# Do this:
Only the lines holding the string "yang" are needed. Copy each one.

# Data entries:

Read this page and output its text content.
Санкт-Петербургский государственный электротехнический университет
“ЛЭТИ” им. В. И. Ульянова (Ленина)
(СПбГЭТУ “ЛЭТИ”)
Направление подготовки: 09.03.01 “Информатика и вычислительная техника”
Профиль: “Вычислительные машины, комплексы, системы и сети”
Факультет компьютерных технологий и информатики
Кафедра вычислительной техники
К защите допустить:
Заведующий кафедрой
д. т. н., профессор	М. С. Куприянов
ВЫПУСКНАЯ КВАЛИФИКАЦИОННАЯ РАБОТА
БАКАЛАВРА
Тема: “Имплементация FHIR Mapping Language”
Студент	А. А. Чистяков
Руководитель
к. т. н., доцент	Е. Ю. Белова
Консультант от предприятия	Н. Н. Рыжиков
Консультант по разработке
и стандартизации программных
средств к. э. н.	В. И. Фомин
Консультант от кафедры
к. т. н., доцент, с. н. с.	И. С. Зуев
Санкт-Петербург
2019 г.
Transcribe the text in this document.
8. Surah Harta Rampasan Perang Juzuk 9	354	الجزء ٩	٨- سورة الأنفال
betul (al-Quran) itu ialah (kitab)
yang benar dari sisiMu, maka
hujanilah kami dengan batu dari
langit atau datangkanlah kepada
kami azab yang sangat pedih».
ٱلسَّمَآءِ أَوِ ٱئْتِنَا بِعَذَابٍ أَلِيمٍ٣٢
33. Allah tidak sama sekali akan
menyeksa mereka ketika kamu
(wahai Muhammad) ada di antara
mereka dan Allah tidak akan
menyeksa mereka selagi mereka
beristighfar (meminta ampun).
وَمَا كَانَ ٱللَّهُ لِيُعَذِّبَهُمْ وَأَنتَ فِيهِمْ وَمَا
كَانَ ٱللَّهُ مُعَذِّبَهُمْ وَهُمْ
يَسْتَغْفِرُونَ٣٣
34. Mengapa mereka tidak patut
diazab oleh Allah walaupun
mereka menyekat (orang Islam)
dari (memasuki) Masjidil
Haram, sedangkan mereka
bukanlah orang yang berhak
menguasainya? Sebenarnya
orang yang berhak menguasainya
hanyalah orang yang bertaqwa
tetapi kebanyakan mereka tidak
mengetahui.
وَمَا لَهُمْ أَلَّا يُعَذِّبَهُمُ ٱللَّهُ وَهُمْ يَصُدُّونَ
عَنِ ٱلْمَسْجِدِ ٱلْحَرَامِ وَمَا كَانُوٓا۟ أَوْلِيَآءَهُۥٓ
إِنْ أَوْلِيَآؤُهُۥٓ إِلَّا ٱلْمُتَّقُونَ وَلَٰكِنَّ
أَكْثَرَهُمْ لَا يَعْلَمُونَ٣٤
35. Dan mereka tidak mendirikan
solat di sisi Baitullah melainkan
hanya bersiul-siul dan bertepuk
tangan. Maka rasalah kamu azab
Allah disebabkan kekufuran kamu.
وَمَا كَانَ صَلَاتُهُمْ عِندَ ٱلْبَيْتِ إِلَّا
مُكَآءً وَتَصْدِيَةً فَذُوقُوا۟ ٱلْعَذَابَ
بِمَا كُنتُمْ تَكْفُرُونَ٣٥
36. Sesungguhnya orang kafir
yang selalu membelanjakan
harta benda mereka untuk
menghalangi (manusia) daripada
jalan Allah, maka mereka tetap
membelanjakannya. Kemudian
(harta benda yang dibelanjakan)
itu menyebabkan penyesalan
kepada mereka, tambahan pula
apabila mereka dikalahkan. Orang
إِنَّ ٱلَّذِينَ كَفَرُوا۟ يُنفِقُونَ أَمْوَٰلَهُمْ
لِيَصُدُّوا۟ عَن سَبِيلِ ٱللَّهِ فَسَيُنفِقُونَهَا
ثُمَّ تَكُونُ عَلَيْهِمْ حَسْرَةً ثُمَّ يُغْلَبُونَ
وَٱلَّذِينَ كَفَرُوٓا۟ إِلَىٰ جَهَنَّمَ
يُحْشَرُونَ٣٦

# Reply:
yang benar dari sisiMu, maka
kami azab yang sangat pedih».
bukanlah orang yang berhak
orang yang berhak menguasainya
hanyalah orang yang bertaqwa
yang selalu membelanjakan
(harta benda yang dibelanjakan)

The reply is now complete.